Your task is to extract the lines from the one holding "Output the text content of this document." through the end of the material. Set them down exactly and add nothing.
+===+
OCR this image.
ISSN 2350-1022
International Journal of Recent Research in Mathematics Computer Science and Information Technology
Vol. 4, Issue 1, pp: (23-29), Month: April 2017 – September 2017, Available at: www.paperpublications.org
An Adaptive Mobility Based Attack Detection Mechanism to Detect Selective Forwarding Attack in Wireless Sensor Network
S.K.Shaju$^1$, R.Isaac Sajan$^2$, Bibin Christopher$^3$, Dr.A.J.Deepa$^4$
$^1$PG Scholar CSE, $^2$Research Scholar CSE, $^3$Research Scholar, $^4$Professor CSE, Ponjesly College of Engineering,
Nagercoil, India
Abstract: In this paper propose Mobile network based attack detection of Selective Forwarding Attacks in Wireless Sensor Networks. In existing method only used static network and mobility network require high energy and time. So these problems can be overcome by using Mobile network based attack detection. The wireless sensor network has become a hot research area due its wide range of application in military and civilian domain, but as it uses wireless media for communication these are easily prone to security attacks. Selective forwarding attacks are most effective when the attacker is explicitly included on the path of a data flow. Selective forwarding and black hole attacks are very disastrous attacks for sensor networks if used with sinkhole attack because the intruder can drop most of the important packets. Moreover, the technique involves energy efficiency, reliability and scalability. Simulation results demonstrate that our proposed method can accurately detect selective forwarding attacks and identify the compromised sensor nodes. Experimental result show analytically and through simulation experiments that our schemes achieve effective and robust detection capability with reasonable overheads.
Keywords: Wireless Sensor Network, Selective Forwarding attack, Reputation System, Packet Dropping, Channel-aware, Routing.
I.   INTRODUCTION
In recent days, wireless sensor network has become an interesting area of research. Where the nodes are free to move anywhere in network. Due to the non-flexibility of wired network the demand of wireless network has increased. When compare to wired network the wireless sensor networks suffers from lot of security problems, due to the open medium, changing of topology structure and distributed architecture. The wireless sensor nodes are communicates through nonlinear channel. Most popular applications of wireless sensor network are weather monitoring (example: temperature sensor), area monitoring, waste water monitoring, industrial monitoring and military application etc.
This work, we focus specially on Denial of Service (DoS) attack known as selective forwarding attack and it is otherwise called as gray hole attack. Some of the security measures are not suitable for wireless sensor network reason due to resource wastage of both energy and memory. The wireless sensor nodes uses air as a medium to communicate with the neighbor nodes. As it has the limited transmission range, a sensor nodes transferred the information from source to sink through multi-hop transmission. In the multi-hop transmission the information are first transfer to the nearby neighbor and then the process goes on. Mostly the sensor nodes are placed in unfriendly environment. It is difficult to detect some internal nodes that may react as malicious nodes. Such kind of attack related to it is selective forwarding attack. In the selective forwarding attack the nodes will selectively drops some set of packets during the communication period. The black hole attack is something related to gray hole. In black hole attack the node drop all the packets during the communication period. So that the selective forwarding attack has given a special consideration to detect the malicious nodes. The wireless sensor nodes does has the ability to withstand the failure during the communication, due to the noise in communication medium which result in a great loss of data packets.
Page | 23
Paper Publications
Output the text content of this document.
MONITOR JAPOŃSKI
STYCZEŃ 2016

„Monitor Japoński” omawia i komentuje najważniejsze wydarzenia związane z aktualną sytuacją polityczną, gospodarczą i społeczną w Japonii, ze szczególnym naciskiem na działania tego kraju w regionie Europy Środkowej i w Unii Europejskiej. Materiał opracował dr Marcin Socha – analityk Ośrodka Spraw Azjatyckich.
+===+
### ANSWER FOR THE TASK
Output the text content of this document.
MONITOR JAPOŃSKI
STYCZEŃ 2016

„Monitor Japoński” omawia i komentuje najważniejsze wydarzenia związane z aktualną sytuacją polityczną, gospodarczą i społeczną w Japonii, ze szczególnym naciskiem na działania tego kraju w regionie Europy Środkowej i w Unii Europejskiej. Materiał opracował dr Marcin Socha – analityk Ośrodka Spraw Azjatyckich.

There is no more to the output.